*DATA PROVIDED:*
● ● ● ● ● ● ●
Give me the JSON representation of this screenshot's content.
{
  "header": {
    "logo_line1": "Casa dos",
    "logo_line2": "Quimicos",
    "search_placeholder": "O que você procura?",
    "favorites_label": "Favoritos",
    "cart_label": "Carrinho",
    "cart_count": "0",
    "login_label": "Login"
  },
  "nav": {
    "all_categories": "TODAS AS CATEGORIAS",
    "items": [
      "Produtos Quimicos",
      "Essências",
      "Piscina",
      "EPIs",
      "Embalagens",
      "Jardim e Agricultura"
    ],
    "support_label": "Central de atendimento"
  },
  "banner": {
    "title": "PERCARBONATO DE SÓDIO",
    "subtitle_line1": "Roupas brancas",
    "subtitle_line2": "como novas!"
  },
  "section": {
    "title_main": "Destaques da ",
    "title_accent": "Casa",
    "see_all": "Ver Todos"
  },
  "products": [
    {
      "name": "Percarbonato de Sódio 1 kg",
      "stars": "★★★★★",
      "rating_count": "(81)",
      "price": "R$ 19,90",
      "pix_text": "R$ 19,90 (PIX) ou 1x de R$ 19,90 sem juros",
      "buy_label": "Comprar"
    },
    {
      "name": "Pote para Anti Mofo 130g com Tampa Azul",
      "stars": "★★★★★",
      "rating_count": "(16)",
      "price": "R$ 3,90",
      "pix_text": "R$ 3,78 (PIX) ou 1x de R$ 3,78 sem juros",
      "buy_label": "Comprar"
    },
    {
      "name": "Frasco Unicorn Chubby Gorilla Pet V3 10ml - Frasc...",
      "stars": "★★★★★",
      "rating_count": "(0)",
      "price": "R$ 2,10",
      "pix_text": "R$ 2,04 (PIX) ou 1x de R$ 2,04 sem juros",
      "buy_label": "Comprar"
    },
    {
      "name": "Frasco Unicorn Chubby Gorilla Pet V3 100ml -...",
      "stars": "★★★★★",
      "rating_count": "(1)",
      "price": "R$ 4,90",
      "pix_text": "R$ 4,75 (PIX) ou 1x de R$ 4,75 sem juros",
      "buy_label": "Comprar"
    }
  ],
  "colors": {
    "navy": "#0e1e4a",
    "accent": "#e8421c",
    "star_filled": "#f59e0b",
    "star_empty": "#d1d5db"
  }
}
● ● ● ● ● ● ●
*GOAL OF THE EXERCISE:* Copy all lines of the material above where the string "Chubby" occurs.

*WORKED SOLUTION:*
      "name": "Frasco Unicorn Chubby Gorilla Pet V3 10ml - Frasc...",
      "name": "Frasco Unicorn Chubby Gorilla Pet V3 100ml -...",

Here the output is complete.